## Kısa problem 1:
Prens Sabahattin hakkındaki yazıdan "Harcanılan Prens Sabahattin" ile başlayıp "duyduğum rahatsızlığı belirtmiştim." ifadesine kadar devam eden kısmı hiç değiştirmeden yazdır.

## Seçilmiş bölüm:
========

Harcanılan Prens Sabahattin
Bu yazımda da yazdığım üzere, Payitaht Abdülhamit dizisinde objektif pencereden bakıldığında Osmanlı hanedanının kötü şöhretini kurtarabilecek olan ilk Türk sosyologu ve bir Osmanlı aydını olan Prens Sabahattin ’in nasıl harcanıldığını ve apayrı bir kişi olarak gösterilmesinden duyduğum rahatsızlığı belirtmiştim.
Prens Sabahattin: Osmanlı’dan Cumhuriyet’e Bir Aydın ve Sosyolog
1879 yılında İstanbul’da doğan Prens Sabahattin, Osmanlı Padişahı II. Abdülhamid’in kız kardeşi Seniha Sultan’ın oğludur. Babası Mahmud Celaleddin Paşa ise II. Abdülhamid yönetimine muhalif bir figürdür. Bu ailevi bağları, Prens Sabahattin’in hem saray çevrelerinde hem de muhalif aydınlar arasında farklı algılanmasına yol açmıştır.
Sosyolojiye Katkıları ve Ademi Merkeziyetçilik
Prens Sabahattin, Osmanlı İmparatorluğu’nda sosyoloji alanında ilk adımları atan aydınlardan biridir. Le Play Okulu’ndan etkilenerek, toplumsal yapıyı anlamada yerel ve bireysel dinamikleri ön plana çıkarmıştır. Bu yaklaşımını “ademi merkeziyetçilik” olarak tanımlamış ve merkeziyetçi yönetim anlayışına karşı çıkmıştır. Ona göre, toplumların gelişimi için yerel yönetimlerin güçlendirilmesi ve bireysel özgürlüklerin ön plana çıkarılması gerekmektedir. Bu fikirleri, dönemin Jön Türk hareketi içinde önemli bir tartışma konusu olmuştur.

========

## Kısa problem 2:
Lütfen kayıtların başından "- symbol: ϵ: [656, 1134, 675, 1185]" içeren satıra kadar olan satırları, bu satır da dahil olmak üzere, yalnızca "numerator" yerine "top-number" koyarak yeniden yaz. Başka hiçbir şeyi değiştirme ve sadece bu satırları ver.

========

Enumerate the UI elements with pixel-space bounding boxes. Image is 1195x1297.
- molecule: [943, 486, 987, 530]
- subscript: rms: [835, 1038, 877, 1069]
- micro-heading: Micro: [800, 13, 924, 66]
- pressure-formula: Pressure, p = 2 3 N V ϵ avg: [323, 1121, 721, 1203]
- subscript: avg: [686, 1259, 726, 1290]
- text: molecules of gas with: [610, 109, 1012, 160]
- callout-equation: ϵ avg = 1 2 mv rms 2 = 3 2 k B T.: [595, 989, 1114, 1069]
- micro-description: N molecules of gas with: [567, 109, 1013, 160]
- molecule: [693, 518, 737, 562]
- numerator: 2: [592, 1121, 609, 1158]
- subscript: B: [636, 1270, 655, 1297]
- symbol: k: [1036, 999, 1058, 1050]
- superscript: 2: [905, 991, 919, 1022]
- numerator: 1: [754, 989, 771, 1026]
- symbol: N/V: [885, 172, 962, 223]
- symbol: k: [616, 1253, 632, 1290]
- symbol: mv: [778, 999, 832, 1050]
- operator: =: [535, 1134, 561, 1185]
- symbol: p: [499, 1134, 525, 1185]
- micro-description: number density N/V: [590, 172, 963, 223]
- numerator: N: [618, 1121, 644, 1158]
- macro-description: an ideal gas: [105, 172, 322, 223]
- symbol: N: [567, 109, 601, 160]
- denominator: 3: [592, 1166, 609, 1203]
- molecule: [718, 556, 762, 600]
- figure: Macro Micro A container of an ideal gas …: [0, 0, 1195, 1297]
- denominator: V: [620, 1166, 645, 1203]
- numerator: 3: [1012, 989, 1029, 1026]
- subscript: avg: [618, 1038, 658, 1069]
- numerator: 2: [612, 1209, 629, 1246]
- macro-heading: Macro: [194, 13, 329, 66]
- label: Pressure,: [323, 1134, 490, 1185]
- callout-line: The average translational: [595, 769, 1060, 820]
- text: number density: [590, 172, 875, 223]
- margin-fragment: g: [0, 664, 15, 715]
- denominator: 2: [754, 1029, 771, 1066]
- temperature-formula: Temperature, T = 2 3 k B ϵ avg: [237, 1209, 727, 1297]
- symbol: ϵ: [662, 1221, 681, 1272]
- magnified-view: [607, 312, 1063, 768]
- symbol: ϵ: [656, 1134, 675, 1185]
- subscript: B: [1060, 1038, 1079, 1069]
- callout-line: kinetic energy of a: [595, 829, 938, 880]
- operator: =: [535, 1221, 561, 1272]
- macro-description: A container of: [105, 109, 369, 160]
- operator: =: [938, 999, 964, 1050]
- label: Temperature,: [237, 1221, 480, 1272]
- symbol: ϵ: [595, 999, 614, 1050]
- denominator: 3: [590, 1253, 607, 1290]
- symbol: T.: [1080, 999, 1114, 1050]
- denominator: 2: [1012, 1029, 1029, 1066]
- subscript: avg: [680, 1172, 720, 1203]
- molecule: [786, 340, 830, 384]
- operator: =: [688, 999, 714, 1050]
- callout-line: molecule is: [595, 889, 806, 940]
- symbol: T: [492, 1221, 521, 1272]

========

## Alıştırma cevabı 1:
Harcanılan Prens Sabahattin
Bu yazımda da yazdığım üzere, Payitaht Abdülhamit dizisinde objektif pencereden bakıldığında Osmanlı hanedanının kötü şöhretini kurtarabilecek olan ilk Türk sosyologu ve bir Osmanlı aydını olan Prens Sabahattin ’in nasıl harcanıldığını ve apayrı bir kişi olarak gösterilmesinden duyduğum rahatsızlığı belirtmiştim.

## Alıştırma cevabı 2:
Enumerate the UI elements with pixel-space bounding boxes. Image is 1195x1297.
- molecule: [943, 486, 987, 530]
- subscript: rms: [835, 1038, 877, 1069]
- micro-heading: Micro: [800, 13, 924, 66]
- pressure-formula: Pressure, p = 2 3 N V ϵ avg: [323, 1121, 721, 1203]
- subscript: avg: [686, 1259, 726, 1290]
- text: molecules of gas with: [610, 109, 1012, 160]
- callout-equation: ϵ avg = 1 2 mv rms 2 = 3 2 k B T.: [595, 989, 1114, 1069]
- micro-description: N molecules of gas with: [567, 109, 1013, 160]
- molecule: [693, 518, 737, 562]
- top-number: 2: [592, 1121, 609, 1158]
- subscript: B: [636, 1270, 655, 1297]
- symbol: k: [1036, 999, 1058, 1050]
- superscript: 2: [905, 991, 919, 1022]
- top-number: 1: [754, 989, 771, 1026]
- symbol: N/V: [885, 172, 962, 223]
- symbol: k: [616, 1253, 632, 1290]
- symbol: mv: [778, 999, 832, 1050]
- operator: =: [535, 1134, 561, 1185]
- symbol: p: [499, 1134, 525, 1185]
- micro-description: number density N/V: [590, 172, 963, 223]
- top-number: N: [618, 1121, 644, 1158]
- macro-description: an ideal gas: [105, 172, 322, 223]
- symbol: N: [567, 109, 601, 160]
- denominator: 3: [592, 1166, 609, 1203]
- molecule: [718, 556, 762, 600]
- figure: Macro Micro A container of an ideal gas …: [0, 0, 1195, 1297]
- denominator: V: [620, 1166, 645, 1203]
- top-number: 3: [1012, 989, 1029, 1026]
- subscript: avg: [618, 1038, 658, 1069]
- top-number: 2: [612, 1209, 629, 1246]
- macro-heading: Macro: [194, 13, 329, 66]
- label: Pressure,: [323, 1134, 490, 1185]
- callout-line: The average translational: [595, 769, 1060, 820]
- text: number density: [590, 172, 875, 223]
- margin-fragment: g: [0, 664, 15, 715]
- denominator: 2: [754, 1029, 771, 1066]
- temperature-formula: Temperature, T = 2 3 k B ϵ avg: [237, 1209, 727, 1297]
- symbol: ϵ: [662, 1221, 681, 1272]
- magnified-view: [607, 312, 1063, 768]
- symbol: ϵ: [656, 1134, 675, 1185]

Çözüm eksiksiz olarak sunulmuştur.